**Your instructions**
Exactly reproduce all the records, keeping pictures out of the copy.

+ + + + +

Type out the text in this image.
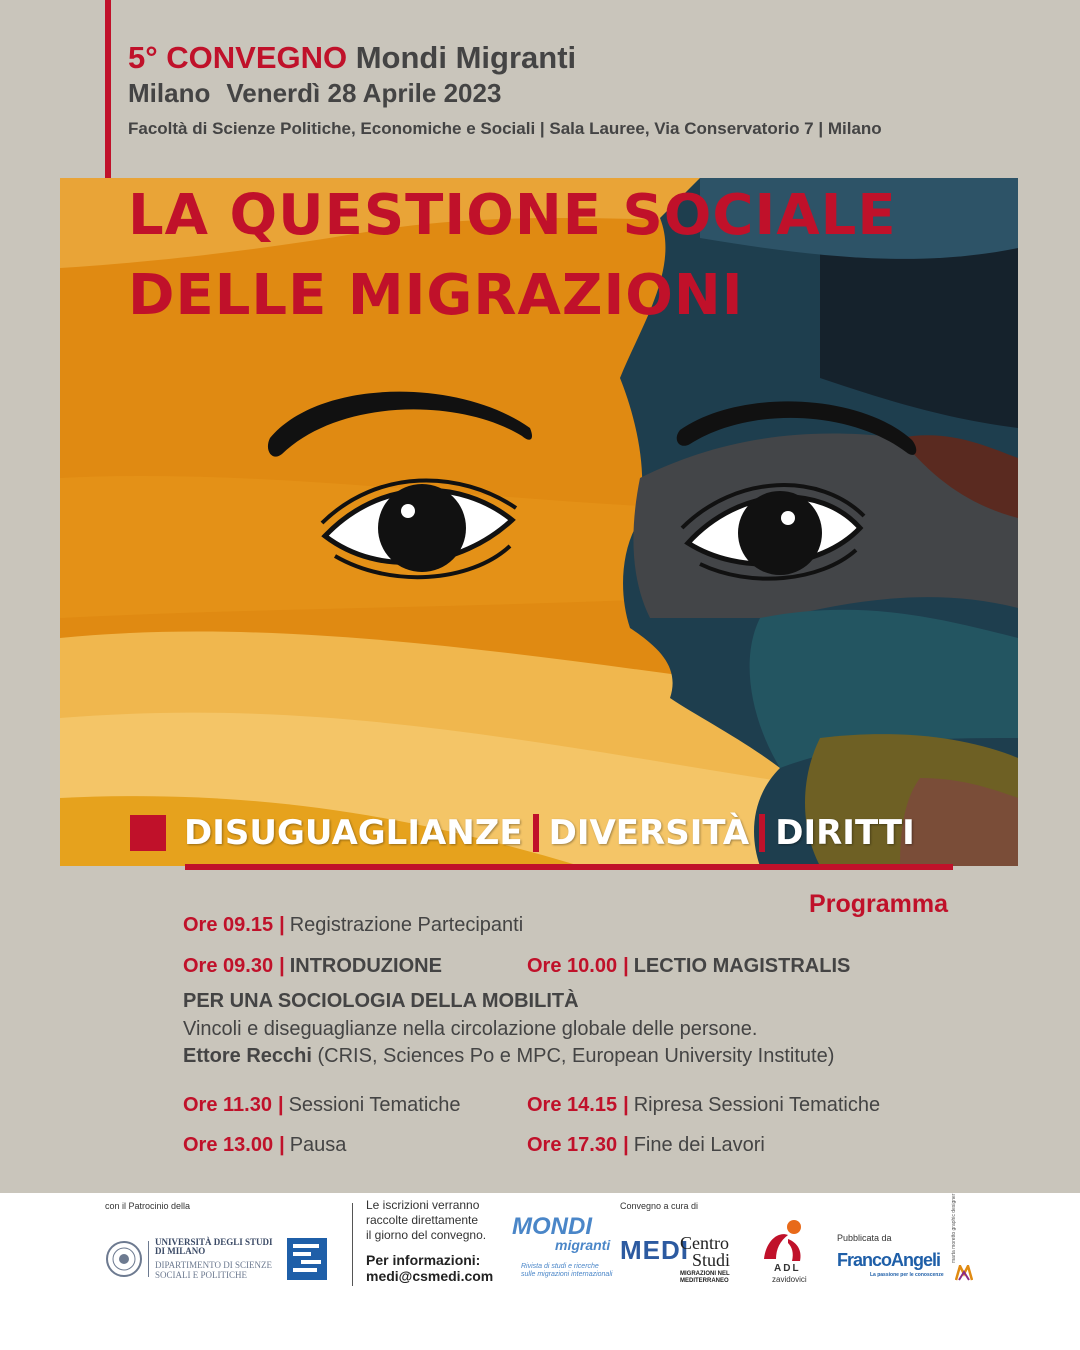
5° CONVEGNO Mondi Migranti
Milano Venerdì 28 Aprile 2023
Facoltà di Scienze Politiche, Economiche e Sociali | Sala Lauree, Via Conservatorio 7 | Milano
LA QUESTIONE SOCIALE
DELLE MIGRAZIONI
DISUGUAGLIANZE DIVERSITÀ DIRITTI
Programma
Ore 09.15 | Registrazione Partecipanti
Ore 09.30 | INTRODUZIONE	Ore 10.00 | LECTIO MAGISTRALIS
PER UNA SOCIOLOGIA DELLA MOBILITÀ
Vincoli e diseguaglianze nella circolazione globale delle persone.
Ettore Recchi (CRIS, Sciences Po e MPC, European University Institute)
Ore 11.30 | Sessioni Tematiche	Ore 14.15 | Ripresa Sessioni Tematiche
Ore 13.00 | Pausa	Ore 17.30 | Fine dei Lavori
con il Patrocinio della
UNIVERSITÀ DEGLI STUDI
DI MILANO
DIPARTIMENTO DI SCIENZE
SOCIALI E POLITICHE
Le iscrizioni verranno
raccolte direttamente
il giorno del convegno.
Per informazioni:
medi@csmedi.com
MONDI
migranti
Rivista di studi e ricerche
sulle migrazioni internazionali
Convegno a cura di
MEDI
Centro
Studi
MIGRAZIONI NEL
MEDITERRANEO
ADL
zavidovici
Pubblicata da
FrancoAngeli
La passione per le conoscenze
marta moretto graphic designer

+ + + + +

**Final answer**
Type out the text in this image.
5° CONVEGNO Mondi Migranti
Milano Venerdì 28 Aprile 2023
Facoltà di Scienze Politiche, Economiche e Sociali | Sala Lauree, Via Conservatorio 7 | Milano
LA QUESTIONE SOCIALE
DELLE MIGRAZIONI
DISUGUAGLIANZE DIVERSITÀ DIRITTI
Programma
Ore 09.15 | Registrazione Partecipanti
Ore 09.30 | INTRODUZIONE	Ore 10.00 | LECTIO MAGISTRALIS
PER UNA SOCIOLOGIA DELLA MOBILITÀ
Vincoli e diseguaglianze nella circolazione globale delle persone.
Ettore Recchi (CRIS, Sciences Po e MPC, European University Institute)
Ore 11.30 | Sessioni Tematiche	Ore 14.15 | Ripresa Sessioni Tematiche
Ore 13.00 | Pausa	Ore 17.30 | Fine dei Lavori
con il Patrocinio della
UNIVERSITÀ DEGLI STUDI
DI MILANO
DIPARTIMENTO DI SCIENZE
SOCIALI E POLITICHE
Le iscrizioni verranno
raccolte direttamente
il giorno del convegno.
Per informazioni:
medi@csmedi.com
MONDI
migranti
Rivista di studi e ricerche
sulle migrazioni internazionali
Convegno a cura di
MEDI
Centro
Studi
MIGRAZIONI NEL
MEDITERRANEO
ADL
zavidovici
Pubblicata da
FrancoAngeli
La passione per le conoscenze
marta moretto graphic designer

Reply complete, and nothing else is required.